* What is asked
Identify all lines in the data containing the string "卫生招聘考试之卫生招聘". Copy them out.

──────── Data in this exercise

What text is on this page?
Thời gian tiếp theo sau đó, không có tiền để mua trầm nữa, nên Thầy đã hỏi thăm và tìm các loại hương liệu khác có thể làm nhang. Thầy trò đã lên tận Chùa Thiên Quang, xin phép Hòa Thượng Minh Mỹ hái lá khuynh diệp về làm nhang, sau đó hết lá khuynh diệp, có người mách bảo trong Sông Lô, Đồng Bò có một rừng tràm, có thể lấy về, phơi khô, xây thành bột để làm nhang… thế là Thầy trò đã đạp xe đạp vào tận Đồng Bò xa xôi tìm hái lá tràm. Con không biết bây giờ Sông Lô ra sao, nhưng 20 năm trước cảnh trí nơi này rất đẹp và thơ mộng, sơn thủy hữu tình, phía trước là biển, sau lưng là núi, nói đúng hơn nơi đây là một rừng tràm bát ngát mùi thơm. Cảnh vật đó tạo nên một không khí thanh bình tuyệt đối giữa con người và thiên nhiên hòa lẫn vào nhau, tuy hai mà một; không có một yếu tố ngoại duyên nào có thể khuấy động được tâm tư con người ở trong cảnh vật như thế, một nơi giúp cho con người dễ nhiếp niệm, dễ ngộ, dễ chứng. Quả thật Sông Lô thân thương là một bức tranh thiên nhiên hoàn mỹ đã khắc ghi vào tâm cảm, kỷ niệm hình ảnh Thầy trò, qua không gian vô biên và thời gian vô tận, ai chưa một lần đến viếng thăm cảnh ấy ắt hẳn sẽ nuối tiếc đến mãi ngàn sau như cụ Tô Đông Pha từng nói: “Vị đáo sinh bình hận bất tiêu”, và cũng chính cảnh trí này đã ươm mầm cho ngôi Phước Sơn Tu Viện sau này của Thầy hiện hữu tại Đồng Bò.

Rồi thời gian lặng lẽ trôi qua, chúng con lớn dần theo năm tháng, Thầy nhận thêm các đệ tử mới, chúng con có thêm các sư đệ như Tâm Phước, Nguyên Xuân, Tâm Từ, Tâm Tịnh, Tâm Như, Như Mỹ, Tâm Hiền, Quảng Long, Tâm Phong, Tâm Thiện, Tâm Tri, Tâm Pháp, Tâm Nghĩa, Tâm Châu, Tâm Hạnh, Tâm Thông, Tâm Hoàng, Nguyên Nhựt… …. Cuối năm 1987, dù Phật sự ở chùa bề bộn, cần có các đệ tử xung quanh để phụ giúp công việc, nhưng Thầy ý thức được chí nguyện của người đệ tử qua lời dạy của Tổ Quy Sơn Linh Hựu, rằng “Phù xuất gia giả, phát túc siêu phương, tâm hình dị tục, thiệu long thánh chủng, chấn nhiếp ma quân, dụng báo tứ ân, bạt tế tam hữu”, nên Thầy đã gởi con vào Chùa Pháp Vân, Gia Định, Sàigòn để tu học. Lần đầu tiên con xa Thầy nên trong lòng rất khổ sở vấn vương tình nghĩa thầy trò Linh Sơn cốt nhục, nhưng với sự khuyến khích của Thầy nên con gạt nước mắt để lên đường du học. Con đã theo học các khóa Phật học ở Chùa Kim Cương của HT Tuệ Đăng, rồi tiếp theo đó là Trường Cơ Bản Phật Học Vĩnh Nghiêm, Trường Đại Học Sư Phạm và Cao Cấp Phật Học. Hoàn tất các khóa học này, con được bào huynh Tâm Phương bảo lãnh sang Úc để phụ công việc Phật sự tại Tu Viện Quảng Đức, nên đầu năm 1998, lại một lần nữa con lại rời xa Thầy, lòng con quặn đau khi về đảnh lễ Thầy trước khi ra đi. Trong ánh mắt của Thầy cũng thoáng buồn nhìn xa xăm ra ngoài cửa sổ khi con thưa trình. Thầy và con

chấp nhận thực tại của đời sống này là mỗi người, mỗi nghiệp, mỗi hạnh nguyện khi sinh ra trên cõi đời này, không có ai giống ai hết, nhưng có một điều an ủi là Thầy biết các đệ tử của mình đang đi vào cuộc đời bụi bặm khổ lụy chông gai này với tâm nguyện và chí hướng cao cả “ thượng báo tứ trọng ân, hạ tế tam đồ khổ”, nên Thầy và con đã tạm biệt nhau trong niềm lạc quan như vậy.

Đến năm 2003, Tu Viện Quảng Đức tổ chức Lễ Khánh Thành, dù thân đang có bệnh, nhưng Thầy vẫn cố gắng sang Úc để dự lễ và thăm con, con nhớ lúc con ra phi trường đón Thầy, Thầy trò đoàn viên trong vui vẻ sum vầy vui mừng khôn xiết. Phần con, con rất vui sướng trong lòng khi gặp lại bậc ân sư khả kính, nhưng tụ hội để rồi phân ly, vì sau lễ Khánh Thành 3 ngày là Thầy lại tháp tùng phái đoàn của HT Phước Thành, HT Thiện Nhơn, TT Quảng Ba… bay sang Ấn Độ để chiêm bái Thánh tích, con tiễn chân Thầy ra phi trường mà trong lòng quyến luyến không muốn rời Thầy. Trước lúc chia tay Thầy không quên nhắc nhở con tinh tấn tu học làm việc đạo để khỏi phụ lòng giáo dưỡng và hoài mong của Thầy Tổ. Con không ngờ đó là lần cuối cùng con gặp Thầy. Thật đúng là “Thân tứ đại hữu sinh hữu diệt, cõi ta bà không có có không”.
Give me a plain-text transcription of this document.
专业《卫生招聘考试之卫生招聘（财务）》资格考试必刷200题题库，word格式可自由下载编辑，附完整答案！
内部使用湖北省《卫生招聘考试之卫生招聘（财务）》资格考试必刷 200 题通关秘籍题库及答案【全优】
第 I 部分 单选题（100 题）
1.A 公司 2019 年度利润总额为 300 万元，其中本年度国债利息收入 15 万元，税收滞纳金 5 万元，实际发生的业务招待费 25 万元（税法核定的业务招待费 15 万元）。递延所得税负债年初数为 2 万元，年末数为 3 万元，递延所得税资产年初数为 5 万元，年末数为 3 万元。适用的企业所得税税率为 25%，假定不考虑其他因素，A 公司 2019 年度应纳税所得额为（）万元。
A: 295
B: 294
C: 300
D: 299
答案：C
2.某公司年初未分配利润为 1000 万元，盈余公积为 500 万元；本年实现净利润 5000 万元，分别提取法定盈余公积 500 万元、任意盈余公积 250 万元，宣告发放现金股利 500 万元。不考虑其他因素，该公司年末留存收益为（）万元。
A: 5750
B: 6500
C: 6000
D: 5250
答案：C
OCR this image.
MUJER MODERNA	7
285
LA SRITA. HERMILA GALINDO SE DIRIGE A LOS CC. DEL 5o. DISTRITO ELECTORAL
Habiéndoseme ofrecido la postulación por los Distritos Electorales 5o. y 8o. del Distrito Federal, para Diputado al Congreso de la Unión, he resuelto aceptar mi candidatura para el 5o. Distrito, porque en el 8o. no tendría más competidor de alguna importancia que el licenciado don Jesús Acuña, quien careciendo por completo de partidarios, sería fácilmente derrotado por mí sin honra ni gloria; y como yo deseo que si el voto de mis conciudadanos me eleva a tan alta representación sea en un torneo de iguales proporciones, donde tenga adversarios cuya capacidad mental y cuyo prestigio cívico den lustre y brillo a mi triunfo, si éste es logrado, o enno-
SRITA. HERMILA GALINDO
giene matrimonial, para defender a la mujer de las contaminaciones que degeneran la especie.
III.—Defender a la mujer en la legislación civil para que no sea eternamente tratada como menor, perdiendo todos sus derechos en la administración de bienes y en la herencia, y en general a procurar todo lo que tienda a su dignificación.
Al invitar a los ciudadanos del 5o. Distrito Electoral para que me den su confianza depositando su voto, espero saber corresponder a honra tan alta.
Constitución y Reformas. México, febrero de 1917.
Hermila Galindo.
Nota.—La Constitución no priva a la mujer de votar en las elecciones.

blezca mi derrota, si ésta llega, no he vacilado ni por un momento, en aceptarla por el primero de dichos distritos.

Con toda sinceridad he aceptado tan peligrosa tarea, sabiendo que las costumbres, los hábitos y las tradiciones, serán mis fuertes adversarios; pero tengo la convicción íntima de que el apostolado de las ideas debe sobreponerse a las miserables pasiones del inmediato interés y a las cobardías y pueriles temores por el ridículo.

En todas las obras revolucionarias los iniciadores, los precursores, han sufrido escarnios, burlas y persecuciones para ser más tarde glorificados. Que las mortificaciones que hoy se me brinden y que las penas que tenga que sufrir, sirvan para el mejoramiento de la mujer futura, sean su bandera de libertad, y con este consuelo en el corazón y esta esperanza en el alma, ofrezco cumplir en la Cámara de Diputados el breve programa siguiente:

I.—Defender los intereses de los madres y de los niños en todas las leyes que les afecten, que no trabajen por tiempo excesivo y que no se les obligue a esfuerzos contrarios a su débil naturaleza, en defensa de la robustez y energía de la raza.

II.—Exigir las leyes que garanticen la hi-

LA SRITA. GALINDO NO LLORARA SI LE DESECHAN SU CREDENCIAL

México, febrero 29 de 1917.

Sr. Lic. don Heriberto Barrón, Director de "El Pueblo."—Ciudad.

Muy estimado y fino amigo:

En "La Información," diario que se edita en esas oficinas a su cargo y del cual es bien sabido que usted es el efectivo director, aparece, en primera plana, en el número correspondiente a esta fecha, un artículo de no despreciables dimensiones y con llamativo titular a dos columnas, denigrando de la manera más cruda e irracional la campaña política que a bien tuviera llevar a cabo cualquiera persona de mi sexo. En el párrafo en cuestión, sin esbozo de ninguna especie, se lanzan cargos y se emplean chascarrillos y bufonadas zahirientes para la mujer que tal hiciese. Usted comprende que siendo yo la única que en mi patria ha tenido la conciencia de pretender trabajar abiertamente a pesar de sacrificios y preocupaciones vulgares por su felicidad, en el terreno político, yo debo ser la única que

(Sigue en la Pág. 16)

────────────────

* Answer below
专业《卫生招聘考试之卫生招聘（财务）》资格考试必刷200题题库，word格式可自由下载编辑，附完整答案！
内部使用湖北省《卫生招聘考试之卫生招聘（财务）》资格考试必刷 200 题通关秘籍题库及答案【全优】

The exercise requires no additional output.